» **TASK DESCRIPTION**
Answer with a number only: how many lines of the data contain "date"?

» **LISTED ENTRIES**
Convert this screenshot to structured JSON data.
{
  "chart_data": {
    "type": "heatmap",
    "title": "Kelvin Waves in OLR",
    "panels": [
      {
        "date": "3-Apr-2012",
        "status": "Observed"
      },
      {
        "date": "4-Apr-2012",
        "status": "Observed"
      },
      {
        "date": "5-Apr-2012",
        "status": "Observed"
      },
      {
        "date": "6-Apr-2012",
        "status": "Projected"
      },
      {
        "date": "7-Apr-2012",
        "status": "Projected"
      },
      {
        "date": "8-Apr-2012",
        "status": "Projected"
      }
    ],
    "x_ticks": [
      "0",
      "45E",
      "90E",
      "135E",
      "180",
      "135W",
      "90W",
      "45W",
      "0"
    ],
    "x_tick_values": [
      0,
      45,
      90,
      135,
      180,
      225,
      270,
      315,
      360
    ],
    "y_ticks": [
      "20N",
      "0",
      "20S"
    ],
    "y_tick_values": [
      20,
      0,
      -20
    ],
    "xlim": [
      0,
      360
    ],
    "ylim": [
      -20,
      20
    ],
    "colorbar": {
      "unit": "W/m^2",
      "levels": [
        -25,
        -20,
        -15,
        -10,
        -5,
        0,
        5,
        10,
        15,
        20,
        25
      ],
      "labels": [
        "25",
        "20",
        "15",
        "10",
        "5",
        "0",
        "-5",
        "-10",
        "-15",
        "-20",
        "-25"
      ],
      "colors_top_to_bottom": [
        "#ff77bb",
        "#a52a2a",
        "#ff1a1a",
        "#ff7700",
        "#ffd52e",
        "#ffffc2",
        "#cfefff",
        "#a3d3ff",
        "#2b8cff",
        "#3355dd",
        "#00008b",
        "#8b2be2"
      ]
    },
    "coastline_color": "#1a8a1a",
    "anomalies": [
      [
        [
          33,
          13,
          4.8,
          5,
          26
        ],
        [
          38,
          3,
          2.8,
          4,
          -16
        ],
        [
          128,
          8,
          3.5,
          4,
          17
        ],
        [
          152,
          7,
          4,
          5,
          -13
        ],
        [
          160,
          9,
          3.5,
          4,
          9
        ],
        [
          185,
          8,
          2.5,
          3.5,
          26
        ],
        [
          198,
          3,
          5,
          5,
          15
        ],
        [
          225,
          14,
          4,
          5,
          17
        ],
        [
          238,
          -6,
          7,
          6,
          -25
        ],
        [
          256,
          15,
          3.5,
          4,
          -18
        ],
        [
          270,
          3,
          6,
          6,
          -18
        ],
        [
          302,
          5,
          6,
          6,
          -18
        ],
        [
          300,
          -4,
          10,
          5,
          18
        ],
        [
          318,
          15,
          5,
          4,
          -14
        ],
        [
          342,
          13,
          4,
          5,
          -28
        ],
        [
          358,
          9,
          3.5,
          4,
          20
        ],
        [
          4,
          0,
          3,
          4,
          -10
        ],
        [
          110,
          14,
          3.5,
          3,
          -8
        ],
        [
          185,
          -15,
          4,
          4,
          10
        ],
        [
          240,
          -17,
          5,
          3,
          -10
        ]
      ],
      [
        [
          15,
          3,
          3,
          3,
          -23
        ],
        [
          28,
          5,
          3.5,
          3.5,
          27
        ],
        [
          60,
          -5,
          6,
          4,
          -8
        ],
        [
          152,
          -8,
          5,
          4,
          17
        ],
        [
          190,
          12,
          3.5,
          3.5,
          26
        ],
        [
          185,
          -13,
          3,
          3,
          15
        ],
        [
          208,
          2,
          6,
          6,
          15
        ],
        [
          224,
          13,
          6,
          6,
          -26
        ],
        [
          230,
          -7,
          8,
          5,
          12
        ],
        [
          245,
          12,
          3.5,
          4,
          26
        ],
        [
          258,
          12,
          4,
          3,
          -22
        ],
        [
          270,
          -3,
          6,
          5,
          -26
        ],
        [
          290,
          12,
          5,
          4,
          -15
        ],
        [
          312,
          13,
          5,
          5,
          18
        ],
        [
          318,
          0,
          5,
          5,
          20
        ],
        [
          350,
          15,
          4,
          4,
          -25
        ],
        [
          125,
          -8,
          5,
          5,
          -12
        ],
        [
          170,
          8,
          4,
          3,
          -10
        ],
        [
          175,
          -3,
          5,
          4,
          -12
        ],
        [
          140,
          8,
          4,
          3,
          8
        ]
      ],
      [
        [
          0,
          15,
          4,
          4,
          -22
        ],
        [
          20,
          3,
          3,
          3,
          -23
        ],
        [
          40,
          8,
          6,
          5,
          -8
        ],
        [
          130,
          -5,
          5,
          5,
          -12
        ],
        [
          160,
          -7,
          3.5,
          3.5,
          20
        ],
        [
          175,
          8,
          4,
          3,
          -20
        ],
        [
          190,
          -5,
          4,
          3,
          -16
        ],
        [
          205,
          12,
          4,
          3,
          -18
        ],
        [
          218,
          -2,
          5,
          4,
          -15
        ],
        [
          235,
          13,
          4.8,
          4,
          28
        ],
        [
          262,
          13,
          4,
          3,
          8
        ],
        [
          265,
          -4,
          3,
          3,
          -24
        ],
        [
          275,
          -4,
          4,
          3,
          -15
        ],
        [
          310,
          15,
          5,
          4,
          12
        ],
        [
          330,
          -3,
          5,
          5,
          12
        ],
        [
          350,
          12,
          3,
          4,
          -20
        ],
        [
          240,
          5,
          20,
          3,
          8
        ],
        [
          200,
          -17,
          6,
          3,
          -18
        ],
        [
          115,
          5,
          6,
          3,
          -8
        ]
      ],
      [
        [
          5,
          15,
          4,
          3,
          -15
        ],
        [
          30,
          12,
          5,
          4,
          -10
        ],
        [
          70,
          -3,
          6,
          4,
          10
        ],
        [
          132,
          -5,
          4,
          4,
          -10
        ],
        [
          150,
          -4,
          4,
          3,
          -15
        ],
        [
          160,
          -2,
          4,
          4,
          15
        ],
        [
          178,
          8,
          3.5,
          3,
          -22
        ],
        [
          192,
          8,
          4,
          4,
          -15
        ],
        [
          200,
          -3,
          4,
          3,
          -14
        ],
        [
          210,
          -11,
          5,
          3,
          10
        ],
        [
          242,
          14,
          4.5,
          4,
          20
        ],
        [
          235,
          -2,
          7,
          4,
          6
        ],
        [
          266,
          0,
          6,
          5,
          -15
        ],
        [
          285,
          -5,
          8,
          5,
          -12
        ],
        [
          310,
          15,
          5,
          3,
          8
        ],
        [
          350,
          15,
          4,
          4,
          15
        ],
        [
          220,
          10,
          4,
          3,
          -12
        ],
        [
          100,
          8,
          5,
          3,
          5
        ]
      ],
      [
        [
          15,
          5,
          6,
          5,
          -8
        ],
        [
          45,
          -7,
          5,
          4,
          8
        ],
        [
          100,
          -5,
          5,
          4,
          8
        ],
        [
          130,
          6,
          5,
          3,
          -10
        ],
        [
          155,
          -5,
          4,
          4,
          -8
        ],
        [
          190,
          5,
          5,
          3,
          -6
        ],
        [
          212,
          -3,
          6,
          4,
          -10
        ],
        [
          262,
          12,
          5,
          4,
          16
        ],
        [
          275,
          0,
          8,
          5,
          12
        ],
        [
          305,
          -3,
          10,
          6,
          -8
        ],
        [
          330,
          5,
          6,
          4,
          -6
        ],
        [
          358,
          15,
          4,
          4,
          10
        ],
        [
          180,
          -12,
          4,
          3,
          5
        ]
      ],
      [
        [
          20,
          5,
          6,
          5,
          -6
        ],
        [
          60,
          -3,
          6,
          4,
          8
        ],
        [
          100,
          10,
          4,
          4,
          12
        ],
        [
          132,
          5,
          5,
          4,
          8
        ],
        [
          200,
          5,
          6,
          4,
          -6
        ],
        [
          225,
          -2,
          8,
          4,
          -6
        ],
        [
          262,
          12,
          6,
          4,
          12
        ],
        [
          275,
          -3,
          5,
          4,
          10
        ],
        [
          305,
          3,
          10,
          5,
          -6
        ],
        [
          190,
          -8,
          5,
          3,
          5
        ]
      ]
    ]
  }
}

» **RESULT**
6